Problem details => All of the data below should be written out exactly.

Supplied information =>

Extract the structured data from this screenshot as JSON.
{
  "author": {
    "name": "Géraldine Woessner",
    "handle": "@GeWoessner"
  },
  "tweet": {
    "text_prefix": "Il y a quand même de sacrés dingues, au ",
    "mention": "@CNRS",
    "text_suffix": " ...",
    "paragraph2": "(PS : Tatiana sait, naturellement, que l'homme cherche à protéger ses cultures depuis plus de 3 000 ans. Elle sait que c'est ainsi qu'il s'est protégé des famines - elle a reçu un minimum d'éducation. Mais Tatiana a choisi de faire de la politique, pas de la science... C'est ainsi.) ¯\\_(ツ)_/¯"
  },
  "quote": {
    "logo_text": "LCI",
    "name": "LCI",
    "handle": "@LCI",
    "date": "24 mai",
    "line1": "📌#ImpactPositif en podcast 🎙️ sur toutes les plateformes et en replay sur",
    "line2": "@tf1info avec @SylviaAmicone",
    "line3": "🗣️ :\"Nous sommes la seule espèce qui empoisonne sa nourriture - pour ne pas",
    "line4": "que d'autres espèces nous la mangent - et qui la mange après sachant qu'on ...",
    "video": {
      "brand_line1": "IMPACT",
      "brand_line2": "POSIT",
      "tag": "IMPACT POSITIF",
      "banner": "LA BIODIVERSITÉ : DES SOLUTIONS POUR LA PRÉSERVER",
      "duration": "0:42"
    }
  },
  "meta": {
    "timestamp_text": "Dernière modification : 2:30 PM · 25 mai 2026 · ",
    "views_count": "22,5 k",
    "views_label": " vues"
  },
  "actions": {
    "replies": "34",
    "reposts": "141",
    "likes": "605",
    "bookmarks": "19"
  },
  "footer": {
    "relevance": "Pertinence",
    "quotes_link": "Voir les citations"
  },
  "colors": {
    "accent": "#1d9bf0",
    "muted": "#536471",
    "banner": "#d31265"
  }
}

Result of the exercise =>
Extract the structured data from this screenshot as JSON.
{
  "author": {
    "name": "Géraldine Woessner",
    "handle": "@GeWoessner"
  },
  "tweet": {
    "text_prefix": "Il y a quand même de sacrés dingues, au ",
    "mention": "@CNRS",
    "text_suffix": " ...",
    "paragraph2": "(PS : Tatiana sait, naturellement, que l'homme cherche à protéger ses cultures depuis plus de 3 000 ans. Elle sait que c'est ainsi qu'il s'est protégé des famines - elle a reçu un minimum d'éducation. Mais Tatiana a choisi de faire de la politique, pas de la science... C'est ainsi.) ¯\\_(ツ)_/¯"
  },
  "quote": {
    "logo_text": "LCI",
    "name": "LCI",
    "handle": "@LCI",
    "date": "24 mai",
    "line1": "📌#ImpactPositif en podcast 🎙️ sur toutes les plateformes et en replay sur",
    "line2": "@tf1info avec @SylviaAmicone",
    "line3": "🗣️ :\"Nous sommes la seule espèce qui empoisonne sa nourriture - pour ne pas",
    "line4": "que d'autres espèces nous la mangent - et qui la mange après sachant qu'on ...",
    "video": {
      "brand_line1": "IMPACT",
      "brand_line2": "POSIT",
      "tag": "IMPACT POSITIF",
      "banner": "LA BIODIVERSITÉ : DES SOLUTIONS POUR LA PRÉSERVER",
      "duration": "0:42"
    }
  },
  "meta": {
    "timestamp_text": "Dernière modification : 2:30 PM · 25 mai 2026 · ",
    "views_count": "22,5 k",
    "views_label": " vues"
  },
  "actions": {
    "replies": "34",
    "reposts": "141",
    "likes": "605",
    "bookmarks": "19"
  },
  "footer": {
    "relevance": "Pertinence",
    "quotes_link": "Voir les citations"
  },
  "colors": {
    "accent": "#1d9bf0",
    "muted": "#536471",
    "banner": "#d31265"
  }
}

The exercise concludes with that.